__SET PROBLEM__.
Reproduce the records in full, replacing each occurrence of "Регламента" with "Положения" and leaving every other character unchanged.

__INFORMATION PROVIDED__.
===

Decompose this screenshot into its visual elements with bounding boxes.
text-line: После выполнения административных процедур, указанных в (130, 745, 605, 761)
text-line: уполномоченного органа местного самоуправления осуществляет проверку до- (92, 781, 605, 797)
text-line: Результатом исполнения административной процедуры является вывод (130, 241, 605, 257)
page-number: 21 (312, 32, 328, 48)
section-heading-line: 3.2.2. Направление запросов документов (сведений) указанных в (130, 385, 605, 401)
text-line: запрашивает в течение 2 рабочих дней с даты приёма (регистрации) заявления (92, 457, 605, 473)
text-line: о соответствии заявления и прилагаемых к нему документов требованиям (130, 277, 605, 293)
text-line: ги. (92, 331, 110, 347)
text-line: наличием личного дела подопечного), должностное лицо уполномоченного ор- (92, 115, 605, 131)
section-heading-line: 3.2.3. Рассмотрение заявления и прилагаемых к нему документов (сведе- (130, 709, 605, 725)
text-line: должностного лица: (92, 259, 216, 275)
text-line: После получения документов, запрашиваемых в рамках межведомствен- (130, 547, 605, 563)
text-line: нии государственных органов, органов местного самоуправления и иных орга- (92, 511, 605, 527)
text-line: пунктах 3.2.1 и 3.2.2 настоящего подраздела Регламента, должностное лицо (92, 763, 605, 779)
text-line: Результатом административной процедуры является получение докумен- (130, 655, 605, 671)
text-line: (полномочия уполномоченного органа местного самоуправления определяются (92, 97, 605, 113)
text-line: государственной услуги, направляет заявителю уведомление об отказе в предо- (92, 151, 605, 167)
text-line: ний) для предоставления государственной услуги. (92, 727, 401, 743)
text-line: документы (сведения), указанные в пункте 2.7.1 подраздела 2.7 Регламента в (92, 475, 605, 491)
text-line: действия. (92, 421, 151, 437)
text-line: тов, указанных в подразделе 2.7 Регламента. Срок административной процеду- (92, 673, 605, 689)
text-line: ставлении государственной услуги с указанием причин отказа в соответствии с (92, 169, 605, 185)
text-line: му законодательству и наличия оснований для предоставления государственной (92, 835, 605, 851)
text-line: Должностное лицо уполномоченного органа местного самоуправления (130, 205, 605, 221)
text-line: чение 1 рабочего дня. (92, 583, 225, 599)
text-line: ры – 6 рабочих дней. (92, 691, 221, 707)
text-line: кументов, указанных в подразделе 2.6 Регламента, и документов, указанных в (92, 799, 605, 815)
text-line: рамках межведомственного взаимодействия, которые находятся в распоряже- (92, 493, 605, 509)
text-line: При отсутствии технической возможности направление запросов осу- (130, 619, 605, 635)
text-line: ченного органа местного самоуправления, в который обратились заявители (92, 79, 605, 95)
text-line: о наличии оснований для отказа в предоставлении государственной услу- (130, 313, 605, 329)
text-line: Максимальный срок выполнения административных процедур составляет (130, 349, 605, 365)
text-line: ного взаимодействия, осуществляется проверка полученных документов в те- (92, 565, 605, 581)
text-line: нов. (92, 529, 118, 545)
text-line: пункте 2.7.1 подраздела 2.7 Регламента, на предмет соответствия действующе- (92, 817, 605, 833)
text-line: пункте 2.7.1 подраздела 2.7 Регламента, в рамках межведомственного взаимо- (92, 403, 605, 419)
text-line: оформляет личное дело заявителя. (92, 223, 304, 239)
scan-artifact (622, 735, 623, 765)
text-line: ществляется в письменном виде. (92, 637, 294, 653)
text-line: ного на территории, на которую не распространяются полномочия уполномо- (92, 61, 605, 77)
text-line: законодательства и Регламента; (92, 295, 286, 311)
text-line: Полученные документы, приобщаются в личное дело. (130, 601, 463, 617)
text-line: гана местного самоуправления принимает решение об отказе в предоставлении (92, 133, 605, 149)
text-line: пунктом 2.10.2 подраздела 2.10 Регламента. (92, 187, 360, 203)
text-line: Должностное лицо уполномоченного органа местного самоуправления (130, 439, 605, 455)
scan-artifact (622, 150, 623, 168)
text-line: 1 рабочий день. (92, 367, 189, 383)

===

__RESULT FOR THIS EXERCISE__.
Decompose this screenshot into its visual elements with bounding boxes.
text-line: После выполнения административных процедур, указанных в (130, 745, 605, 761)
text-line: уполномоченного органа местного самоуправления осуществляет проверку до- (92, 781, 605, 797)
text-line: Результатом исполнения административной процедуры является вывод (130, 241, 605, 257)
page-number: 21 (312, 32, 328, 48)
section-heading-line: 3.2.2. Направление запросов документов (сведений) указанных в (130, 385, 605, 401)
text-line: запрашивает в течение 2 рабочих дней с даты приёма (регистрации) заявления (92, 457, 605, 473)
text-line: о соответствии заявления и прилагаемых к нему документов требованиям (130, 277, 605, 293)
text-line: ги. (92, 331, 110, 347)
text-line: наличием личного дела подопечного), должностное лицо уполномоченного ор- (92, 115, 605, 131)
section-heading-line: 3.2.3. Рассмотрение заявления и прилагаемых к нему документов (сведе- (130, 709, 605, 725)
text-line: должностного лица: (92, 259, 216, 275)
text-line: После получения документов, запрашиваемых в рамках межведомствен- (130, 547, 605, 563)
text-line: нии государственных органов, органов местного самоуправления и иных орга- (92, 511, 605, 527)
text-line: пунктах 3.2.1 и 3.2.2 настоящего подраздела Положения, должностное лицо (92, 763, 605, 779)
text-line: Результатом административной процедуры является получение докумен- (130, 655, 605, 671)
text-line: (полномочия уполномоченного органа местного самоуправления определяются (92, 97, 605, 113)
text-line: государственной услуги, направляет заявителю уведомление об отказе в предо- (92, 151, 605, 167)
text-line: ний) для предоставления государственной услуги. (92, 727, 401, 743)
text-line: документы (сведения), указанные в пункте 2.7.1 подраздела 2.7 Положения в (92, 475, 605, 491)
text-line: действия. (92, 421, 151, 437)
text-line: тов, указанных в подразделе 2.7 Положения. Срок административной процеду- (92, 673, 605, 689)
text-line: ставлении государственной услуги с указанием причин отказа в соответствии с (92, 169, 605, 185)
text-line: му законодательству и наличия оснований для предоставления государственной (92, 835, 605, 851)
text-line: Должностное лицо уполномоченного органа местного самоуправления (130, 205, 605, 221)
text-line: чение 1 рабочего дня. (92, 583, 225, 599)
text-line: ры – 6 рабочих дней. (92, 691, 221, 707)
text-line: кументов, указанных в подразделе 2.6 Положения, и документов, указанных в (92, 799, 605, 815)
text-line: рамках межведомственного взаимодействия, которые находятся в распоряже- (92, 493, 605, 509)
text-line: При отсутствии технической возможности направление запросов осу- (130, 619, 605, 635)
text-line: ченного органа местного самоуправления, в который обратились заявители (92, 79, 605, 95)
text-line: о наличии оснований для отказа в предоставлении государственной услу- (130, 313, 605, 329)
text-line: Максимальный срок выполнения административных процедур составляет (130, 349, 605, 365)
text-line: ного взаимодействия, осуществляется проверка полученных документов в те- (92, 565, 605, 581)
text-line: нов. (92, 529, 118, 545)
text-line: пункте 2.7.1 подраздела 2.7 Положения, на предмет соответствия действующе- (92, 817, 605, 833)
text-line: пункте 2.7.1 подраздела 2.7 Положения, в рамках межведомственного взаимо- (92, 403, 605, 419)
text-line: оформляет личное дело заявителя. (92, 223, 304, 239)
scan-artifact (622, 735, 623, 765)
text-line: ществляется в письменном виде. (92, 637, 294, 653)
text-line: ного на территории, на которую не распространяются полномочия уполномо- (92, 61, 605, 77)
text-line: законодательства и Положения; (92, 295, 286, 311)
text-line: Полученные документы, приобщаются в личное дело. (130, 601, 463, 617)
text-line: гана местного самоуправления принимает решение об отказе в предоставлении (92, 133, 605, 149)
text-line: пунктом 2.10.2 подраздела 2.10 Положения. (92, 187, 360, 203)
text-line: Должностное лицо уполномоченного органа местного самоуправления (130, 439, 605, 455)
scan-artifact (622, 150, 623, 168)
text-line: 1 рабочий день. (92, 367, 189, 383)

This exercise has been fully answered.